Recorded data –
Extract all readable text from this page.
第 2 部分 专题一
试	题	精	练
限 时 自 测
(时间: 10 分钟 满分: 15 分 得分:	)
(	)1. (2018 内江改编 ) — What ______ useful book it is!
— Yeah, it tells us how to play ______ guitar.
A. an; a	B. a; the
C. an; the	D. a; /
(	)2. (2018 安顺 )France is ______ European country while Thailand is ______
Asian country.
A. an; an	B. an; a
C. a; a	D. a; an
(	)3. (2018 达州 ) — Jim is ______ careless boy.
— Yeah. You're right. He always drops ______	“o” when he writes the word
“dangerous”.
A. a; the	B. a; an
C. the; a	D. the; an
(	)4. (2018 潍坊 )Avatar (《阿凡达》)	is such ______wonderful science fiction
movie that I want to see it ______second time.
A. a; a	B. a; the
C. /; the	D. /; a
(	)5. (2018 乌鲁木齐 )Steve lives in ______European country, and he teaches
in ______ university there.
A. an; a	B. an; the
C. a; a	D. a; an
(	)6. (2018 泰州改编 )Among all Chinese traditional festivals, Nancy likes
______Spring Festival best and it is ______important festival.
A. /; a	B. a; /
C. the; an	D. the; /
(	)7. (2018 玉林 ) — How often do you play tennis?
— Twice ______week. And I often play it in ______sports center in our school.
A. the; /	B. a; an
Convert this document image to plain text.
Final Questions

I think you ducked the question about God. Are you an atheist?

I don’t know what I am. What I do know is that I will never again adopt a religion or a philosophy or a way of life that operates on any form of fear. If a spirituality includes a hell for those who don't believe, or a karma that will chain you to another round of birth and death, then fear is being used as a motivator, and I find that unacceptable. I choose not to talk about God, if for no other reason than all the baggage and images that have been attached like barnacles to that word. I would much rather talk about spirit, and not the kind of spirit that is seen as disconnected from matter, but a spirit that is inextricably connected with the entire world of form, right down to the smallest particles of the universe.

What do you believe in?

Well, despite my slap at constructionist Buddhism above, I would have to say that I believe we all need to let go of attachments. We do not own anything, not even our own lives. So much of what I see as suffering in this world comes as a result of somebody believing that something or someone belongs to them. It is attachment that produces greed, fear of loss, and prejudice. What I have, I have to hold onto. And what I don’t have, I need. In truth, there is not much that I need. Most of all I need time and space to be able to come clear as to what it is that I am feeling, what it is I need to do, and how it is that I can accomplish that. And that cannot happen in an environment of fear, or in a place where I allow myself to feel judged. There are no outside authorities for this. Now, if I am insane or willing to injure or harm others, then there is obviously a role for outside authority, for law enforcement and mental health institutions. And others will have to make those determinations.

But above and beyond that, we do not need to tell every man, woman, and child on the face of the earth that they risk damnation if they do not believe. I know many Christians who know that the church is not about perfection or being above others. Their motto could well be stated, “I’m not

Work instructions –
Pull out each line of the listing that holds the string "Yeah".

Right answer –
— Yeah, it tells us how to play ______ guitar.
— Yeah. You're right. He always drops ______	“o” when he writes the word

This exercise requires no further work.